** REQUIREMENT **
Check each line of the material. Copy those containing "cruise".

** RECORDS FOR THIS TASK **

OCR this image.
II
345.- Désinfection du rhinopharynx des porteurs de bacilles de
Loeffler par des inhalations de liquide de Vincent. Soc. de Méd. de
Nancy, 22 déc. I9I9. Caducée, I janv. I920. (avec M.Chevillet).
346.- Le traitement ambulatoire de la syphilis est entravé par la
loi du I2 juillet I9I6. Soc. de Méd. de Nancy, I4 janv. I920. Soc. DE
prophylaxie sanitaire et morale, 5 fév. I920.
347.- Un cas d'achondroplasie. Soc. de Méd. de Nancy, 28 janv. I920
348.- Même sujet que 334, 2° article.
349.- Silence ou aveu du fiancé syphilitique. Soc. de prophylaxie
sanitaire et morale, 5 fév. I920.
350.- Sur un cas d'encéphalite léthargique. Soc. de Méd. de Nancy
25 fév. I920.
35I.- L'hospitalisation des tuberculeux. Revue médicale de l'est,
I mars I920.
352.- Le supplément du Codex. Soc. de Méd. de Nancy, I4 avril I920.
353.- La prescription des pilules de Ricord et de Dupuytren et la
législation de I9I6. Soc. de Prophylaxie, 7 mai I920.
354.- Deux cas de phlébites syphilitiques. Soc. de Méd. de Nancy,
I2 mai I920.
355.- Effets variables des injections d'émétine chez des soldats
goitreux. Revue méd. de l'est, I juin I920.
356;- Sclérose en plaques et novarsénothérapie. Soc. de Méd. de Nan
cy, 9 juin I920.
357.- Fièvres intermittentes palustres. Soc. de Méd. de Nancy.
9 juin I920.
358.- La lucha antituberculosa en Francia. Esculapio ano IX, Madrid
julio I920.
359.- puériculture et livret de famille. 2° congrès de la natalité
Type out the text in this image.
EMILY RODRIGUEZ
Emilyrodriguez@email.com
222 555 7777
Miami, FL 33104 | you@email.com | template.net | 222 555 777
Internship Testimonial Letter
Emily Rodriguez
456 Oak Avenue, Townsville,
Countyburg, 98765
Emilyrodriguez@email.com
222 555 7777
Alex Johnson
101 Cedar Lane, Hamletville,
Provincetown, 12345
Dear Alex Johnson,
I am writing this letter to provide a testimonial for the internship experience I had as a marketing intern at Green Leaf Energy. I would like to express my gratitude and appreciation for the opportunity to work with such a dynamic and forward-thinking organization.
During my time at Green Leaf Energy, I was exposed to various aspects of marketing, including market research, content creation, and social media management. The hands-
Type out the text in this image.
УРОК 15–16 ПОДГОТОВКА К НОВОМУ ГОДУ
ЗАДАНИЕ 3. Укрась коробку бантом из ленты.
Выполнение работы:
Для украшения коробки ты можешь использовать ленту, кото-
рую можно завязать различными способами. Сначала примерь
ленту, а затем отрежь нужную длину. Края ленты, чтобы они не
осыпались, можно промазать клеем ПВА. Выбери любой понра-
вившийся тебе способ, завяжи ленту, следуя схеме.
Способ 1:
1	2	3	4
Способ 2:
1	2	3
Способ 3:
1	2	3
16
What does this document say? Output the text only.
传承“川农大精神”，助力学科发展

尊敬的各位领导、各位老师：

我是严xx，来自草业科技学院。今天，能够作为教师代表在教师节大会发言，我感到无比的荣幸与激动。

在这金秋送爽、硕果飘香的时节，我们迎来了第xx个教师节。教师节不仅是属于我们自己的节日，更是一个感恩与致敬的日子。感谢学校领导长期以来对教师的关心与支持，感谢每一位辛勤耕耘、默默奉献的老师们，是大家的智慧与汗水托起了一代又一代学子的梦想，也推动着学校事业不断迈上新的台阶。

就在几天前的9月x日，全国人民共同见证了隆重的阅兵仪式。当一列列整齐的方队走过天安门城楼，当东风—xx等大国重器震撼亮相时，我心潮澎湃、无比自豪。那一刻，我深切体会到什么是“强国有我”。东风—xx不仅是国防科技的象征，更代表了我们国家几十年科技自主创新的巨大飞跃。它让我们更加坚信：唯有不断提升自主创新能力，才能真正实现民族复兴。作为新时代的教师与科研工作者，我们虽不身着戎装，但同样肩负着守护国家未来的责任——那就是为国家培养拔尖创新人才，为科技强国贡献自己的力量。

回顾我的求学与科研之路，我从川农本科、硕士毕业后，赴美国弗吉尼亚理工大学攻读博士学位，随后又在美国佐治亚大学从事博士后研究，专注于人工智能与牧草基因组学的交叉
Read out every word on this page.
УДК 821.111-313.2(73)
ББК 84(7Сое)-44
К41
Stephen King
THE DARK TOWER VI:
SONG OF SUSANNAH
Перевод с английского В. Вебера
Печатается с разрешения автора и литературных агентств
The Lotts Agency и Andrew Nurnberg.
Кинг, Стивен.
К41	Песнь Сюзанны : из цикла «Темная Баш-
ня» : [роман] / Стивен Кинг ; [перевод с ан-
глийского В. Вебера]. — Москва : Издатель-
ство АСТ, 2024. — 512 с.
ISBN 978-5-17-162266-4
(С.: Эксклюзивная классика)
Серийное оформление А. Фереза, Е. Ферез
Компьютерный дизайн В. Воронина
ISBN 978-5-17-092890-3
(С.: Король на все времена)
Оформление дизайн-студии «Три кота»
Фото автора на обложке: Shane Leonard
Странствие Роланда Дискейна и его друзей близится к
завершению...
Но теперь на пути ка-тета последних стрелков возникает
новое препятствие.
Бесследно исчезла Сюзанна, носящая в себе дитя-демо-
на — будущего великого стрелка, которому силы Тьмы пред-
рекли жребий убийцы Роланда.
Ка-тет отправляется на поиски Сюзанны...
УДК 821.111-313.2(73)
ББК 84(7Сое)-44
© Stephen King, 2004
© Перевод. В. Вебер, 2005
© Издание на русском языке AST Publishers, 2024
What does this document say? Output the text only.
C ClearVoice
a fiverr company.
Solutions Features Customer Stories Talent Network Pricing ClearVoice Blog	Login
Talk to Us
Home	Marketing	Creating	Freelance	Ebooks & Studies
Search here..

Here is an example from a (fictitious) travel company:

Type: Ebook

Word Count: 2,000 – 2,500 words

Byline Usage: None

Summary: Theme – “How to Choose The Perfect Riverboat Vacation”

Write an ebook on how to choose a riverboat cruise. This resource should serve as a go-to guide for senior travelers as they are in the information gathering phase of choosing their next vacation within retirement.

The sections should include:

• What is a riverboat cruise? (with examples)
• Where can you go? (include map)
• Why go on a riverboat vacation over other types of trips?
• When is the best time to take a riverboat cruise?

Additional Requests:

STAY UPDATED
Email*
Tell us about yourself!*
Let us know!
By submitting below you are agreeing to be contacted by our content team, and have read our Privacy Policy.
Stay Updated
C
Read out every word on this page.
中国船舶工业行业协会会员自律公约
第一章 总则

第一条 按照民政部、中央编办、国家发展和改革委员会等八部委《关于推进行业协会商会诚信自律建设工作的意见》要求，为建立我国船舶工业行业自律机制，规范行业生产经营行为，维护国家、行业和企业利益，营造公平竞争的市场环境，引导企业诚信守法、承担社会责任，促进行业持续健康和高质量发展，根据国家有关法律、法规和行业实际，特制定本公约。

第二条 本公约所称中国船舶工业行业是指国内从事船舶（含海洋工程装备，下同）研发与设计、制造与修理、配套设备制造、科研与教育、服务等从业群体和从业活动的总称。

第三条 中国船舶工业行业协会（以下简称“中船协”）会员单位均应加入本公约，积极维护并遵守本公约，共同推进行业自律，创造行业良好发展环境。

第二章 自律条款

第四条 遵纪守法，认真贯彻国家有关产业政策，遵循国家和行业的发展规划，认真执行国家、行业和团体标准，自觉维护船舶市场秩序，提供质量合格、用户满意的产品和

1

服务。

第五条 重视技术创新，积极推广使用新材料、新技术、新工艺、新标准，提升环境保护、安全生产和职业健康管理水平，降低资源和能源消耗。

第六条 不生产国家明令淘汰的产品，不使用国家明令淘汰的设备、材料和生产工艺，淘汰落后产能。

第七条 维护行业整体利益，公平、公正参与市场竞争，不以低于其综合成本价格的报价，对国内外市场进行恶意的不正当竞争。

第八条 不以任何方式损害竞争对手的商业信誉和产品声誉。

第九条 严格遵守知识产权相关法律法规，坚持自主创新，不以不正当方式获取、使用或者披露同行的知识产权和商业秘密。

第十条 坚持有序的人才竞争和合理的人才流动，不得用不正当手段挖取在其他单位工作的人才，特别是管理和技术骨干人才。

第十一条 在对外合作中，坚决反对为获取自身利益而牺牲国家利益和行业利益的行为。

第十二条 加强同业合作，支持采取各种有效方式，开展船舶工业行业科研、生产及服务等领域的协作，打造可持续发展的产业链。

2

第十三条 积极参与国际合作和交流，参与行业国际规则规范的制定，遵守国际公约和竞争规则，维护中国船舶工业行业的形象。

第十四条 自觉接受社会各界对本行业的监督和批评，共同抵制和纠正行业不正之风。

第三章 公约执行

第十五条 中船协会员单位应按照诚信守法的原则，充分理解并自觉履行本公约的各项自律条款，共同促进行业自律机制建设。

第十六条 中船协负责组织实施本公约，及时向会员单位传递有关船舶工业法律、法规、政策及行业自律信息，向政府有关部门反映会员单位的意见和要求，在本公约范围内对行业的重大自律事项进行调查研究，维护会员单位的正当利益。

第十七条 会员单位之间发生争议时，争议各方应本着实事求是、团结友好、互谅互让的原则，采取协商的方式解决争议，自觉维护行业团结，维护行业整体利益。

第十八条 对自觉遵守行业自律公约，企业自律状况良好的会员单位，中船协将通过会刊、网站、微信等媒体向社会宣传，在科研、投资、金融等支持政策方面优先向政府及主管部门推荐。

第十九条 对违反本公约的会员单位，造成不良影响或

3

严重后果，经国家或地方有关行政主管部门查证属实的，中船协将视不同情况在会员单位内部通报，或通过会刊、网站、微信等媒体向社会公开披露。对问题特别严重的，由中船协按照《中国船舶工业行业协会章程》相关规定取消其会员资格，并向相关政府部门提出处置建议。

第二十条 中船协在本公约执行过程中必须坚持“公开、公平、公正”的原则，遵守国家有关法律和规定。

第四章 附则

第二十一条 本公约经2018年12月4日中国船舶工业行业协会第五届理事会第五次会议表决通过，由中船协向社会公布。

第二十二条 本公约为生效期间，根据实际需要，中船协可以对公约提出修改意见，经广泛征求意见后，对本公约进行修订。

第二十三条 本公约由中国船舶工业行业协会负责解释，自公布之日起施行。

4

** SOLUTION TO THIS EXERCISE **
Write an ebook on how to choose a riverboat cruise. This resource should serve as a go-to guide for senior travelers as they are in the information gathering phase of choosing their next vacation within retirement.
• What is a riverboat cruise? (with examples)
• When is the best time to take a riverboat cruise?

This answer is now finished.